----- Items -----
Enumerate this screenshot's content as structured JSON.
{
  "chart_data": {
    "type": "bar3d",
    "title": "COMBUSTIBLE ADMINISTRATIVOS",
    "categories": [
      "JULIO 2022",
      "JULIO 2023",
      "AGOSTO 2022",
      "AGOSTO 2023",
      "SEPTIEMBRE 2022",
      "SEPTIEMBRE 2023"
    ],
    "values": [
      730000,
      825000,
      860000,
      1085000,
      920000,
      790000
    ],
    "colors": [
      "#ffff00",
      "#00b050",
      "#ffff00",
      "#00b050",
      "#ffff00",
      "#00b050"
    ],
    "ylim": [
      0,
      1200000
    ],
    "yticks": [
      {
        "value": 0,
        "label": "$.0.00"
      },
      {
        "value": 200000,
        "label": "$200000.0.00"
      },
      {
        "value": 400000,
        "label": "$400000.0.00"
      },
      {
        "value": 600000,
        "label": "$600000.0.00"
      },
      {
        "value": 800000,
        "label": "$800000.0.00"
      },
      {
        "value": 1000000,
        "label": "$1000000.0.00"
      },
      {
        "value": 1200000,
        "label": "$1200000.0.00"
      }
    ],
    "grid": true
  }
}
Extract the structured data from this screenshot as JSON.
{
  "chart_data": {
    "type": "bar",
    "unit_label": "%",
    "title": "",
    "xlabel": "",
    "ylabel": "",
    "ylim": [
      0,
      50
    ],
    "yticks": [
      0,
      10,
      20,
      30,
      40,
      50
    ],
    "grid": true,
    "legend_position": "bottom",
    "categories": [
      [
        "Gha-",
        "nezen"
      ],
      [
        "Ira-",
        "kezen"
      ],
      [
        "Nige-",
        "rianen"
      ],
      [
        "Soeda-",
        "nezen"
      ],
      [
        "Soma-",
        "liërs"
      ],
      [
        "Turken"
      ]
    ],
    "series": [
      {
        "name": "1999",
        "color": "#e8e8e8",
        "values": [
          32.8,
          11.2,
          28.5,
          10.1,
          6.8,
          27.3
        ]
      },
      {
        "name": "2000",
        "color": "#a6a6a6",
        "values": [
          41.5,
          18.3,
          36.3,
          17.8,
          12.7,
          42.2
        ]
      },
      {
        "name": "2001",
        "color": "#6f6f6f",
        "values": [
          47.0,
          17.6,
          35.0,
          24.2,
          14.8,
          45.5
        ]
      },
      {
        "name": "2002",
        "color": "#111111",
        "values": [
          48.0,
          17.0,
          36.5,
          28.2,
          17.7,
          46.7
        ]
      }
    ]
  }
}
-----
----- Items -----
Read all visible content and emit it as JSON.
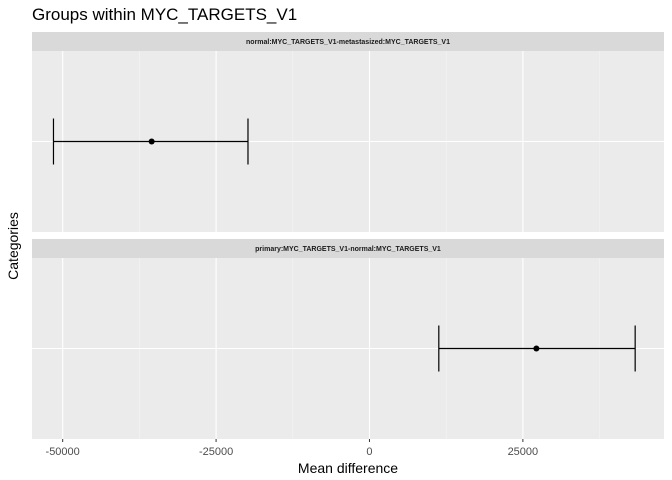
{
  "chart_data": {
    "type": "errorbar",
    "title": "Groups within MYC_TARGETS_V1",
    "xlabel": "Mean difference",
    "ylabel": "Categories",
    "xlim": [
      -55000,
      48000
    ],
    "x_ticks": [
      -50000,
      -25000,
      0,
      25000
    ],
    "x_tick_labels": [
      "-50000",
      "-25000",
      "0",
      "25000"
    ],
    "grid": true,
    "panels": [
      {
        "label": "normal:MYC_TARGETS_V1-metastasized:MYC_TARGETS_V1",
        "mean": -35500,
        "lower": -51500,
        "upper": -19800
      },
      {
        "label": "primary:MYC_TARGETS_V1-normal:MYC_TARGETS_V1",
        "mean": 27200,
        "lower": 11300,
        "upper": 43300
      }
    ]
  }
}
-----
## Written exercise
From the entries above, return each line with the word "structured" in it.

## Response
Enumerate this screenshot's content as structured JSON.
Extract the structured data from this screenshot as JSON.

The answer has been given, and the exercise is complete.